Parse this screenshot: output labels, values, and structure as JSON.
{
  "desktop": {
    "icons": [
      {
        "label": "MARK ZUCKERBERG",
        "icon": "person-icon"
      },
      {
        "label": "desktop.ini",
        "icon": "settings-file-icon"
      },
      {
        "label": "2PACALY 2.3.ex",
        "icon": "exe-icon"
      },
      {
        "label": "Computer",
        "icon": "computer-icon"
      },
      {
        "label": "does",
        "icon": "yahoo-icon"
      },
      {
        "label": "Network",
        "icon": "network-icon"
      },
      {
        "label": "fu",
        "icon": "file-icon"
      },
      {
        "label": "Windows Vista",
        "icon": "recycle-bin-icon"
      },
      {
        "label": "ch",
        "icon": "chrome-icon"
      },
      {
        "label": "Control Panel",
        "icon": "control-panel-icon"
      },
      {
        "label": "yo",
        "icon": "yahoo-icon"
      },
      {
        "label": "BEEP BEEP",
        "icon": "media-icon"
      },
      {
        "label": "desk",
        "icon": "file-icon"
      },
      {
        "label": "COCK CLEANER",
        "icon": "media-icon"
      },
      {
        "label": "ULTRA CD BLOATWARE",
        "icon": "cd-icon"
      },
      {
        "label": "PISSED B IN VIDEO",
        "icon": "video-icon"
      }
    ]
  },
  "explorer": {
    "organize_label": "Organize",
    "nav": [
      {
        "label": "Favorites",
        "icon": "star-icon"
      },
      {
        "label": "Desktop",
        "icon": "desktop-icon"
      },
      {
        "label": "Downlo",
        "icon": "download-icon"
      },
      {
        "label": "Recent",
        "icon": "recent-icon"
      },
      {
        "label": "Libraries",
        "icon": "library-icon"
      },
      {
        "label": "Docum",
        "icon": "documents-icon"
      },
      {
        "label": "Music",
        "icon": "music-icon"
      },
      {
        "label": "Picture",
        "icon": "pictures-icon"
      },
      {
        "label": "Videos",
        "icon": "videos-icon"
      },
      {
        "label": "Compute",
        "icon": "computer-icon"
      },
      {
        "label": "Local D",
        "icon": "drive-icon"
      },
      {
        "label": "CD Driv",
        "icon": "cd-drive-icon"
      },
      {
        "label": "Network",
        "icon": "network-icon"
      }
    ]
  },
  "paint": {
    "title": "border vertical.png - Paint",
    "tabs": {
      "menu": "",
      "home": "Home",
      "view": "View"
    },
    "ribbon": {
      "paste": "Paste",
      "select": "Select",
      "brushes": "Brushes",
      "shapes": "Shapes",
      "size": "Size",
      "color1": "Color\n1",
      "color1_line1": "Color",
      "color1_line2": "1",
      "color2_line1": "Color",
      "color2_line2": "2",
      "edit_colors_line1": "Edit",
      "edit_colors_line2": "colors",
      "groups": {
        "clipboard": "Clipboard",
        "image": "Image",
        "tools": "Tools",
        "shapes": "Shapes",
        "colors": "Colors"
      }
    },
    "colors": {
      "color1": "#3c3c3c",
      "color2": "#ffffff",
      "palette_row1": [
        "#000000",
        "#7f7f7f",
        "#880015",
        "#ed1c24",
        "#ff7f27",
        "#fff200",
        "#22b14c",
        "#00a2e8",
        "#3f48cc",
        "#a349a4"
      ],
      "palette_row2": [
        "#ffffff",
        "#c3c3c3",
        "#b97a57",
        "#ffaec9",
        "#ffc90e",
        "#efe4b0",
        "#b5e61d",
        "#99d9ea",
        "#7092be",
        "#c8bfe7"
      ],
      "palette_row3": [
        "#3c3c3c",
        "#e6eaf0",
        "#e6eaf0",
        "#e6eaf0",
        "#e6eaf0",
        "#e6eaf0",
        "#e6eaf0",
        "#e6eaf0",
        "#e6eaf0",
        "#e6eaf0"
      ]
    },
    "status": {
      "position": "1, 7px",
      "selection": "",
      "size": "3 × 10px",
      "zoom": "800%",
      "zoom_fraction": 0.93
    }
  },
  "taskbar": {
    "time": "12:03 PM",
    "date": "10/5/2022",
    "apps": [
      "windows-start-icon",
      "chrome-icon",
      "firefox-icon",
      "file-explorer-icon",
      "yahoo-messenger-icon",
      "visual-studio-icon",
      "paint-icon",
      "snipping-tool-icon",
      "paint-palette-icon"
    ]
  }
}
········
• **Exercise objective**: Say how many lines in the records hold the string "file", and say nothing else.

• **Complete answer**: 4